(Data entries)
════════════════
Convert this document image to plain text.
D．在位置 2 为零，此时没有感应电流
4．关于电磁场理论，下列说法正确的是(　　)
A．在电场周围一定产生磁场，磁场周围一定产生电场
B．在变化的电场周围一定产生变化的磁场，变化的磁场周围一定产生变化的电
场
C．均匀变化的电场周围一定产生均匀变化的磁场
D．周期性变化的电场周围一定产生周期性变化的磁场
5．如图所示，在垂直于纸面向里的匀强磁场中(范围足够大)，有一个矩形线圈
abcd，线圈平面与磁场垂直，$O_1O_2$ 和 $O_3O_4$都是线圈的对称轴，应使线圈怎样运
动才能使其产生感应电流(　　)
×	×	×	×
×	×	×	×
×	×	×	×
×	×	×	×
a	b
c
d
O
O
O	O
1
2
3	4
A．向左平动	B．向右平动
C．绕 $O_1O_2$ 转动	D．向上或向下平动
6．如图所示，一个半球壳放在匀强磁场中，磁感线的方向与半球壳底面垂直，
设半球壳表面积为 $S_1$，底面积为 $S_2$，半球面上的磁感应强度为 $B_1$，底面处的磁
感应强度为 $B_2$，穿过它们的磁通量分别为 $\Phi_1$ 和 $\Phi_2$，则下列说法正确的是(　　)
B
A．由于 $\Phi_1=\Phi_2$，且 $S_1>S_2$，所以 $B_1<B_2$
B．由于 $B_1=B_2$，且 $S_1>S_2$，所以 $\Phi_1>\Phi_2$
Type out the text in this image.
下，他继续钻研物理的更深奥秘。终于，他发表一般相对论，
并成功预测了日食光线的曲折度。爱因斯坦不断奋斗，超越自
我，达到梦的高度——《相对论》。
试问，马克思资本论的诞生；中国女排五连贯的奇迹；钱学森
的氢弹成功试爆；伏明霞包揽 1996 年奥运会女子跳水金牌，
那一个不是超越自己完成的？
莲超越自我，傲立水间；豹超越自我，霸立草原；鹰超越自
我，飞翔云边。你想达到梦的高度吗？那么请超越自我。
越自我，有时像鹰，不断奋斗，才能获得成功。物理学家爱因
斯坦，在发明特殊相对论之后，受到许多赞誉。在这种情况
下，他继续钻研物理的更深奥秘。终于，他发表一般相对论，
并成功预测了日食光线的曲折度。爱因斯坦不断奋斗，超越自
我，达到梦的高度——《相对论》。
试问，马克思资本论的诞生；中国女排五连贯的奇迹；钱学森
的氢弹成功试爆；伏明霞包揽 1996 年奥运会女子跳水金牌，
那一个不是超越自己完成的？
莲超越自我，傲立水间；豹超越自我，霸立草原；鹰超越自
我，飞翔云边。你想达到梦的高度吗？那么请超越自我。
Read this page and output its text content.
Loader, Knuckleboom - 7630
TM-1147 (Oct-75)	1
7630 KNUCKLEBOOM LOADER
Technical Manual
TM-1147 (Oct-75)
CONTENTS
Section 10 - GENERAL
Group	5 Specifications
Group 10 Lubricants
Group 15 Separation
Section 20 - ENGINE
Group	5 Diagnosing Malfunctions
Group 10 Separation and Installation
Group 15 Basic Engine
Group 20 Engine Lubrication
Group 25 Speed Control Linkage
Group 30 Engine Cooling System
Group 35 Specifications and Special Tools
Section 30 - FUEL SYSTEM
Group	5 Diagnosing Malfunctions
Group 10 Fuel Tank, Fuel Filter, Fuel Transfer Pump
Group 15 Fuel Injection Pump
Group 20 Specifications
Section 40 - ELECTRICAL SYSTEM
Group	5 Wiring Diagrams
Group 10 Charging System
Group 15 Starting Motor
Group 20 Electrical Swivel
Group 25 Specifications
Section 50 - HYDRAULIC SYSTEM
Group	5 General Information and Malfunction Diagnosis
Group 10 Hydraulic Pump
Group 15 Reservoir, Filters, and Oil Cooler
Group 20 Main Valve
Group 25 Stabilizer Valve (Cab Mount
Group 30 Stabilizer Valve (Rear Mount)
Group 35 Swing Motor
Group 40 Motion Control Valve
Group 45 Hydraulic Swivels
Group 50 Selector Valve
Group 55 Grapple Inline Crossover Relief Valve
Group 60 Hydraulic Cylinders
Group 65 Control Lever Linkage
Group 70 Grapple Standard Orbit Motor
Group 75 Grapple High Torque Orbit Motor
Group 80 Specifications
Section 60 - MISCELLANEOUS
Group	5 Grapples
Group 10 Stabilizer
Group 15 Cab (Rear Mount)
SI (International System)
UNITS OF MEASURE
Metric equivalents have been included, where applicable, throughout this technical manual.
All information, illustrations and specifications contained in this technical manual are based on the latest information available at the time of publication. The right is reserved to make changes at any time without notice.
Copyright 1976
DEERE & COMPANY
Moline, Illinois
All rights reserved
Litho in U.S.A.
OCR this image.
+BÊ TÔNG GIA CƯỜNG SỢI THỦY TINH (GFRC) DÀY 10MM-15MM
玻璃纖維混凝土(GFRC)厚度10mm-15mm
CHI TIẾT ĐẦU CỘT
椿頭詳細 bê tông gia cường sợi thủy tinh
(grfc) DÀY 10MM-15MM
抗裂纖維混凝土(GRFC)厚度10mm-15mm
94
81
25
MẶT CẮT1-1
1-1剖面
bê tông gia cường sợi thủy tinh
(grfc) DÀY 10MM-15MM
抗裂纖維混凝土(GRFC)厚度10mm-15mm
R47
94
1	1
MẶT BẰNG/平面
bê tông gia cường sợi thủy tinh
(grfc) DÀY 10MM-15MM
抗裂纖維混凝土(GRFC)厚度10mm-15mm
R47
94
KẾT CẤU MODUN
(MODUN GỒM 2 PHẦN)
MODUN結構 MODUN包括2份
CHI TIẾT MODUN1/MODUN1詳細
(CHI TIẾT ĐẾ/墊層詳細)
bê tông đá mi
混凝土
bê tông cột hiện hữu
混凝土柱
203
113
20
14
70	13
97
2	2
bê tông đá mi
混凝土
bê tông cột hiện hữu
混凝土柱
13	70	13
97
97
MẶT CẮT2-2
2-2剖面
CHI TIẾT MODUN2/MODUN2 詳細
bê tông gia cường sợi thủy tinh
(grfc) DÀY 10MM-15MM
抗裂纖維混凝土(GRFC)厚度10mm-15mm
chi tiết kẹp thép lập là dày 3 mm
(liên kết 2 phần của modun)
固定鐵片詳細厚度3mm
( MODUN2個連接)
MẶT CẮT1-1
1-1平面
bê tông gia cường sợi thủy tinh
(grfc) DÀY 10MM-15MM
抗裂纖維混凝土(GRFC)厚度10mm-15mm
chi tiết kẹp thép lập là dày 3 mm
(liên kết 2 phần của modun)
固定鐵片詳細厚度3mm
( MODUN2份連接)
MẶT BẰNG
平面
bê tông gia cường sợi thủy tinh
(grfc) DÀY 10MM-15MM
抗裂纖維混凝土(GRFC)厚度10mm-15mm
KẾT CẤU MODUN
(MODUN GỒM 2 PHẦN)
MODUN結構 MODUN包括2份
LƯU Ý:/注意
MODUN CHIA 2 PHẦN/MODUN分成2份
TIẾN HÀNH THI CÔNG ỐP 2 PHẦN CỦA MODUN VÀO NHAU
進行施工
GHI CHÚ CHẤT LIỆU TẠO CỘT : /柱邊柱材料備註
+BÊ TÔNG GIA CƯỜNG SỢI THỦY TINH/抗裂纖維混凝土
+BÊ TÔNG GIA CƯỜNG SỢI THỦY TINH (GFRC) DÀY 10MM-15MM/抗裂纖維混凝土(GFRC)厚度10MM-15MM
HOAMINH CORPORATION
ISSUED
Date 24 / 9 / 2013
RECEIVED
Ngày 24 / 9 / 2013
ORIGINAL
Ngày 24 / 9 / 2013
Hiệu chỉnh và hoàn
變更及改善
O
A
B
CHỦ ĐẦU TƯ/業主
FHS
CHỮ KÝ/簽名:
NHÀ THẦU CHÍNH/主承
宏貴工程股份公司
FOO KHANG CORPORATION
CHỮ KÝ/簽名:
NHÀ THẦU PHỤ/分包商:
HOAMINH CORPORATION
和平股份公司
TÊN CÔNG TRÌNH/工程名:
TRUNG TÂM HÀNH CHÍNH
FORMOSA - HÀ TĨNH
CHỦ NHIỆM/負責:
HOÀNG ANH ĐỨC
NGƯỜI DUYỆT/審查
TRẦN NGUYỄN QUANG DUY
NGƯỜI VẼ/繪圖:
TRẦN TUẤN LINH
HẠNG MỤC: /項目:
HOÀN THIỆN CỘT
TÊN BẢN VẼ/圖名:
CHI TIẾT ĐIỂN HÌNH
════════════════
→ **Work to be completed**
In the listing, find every line containing the word "Valve" and list it.

→ **Result for this task**
Group 20 Main Valve
Group 25 Stabilizer Valve (Cab Mount
Group 30 Stabilizer Valve (Rear Mount)
Group 40 Motion Control Valve
Group 50 Selector Valve
Group 55 Grapple Inline Crossover Relief Valve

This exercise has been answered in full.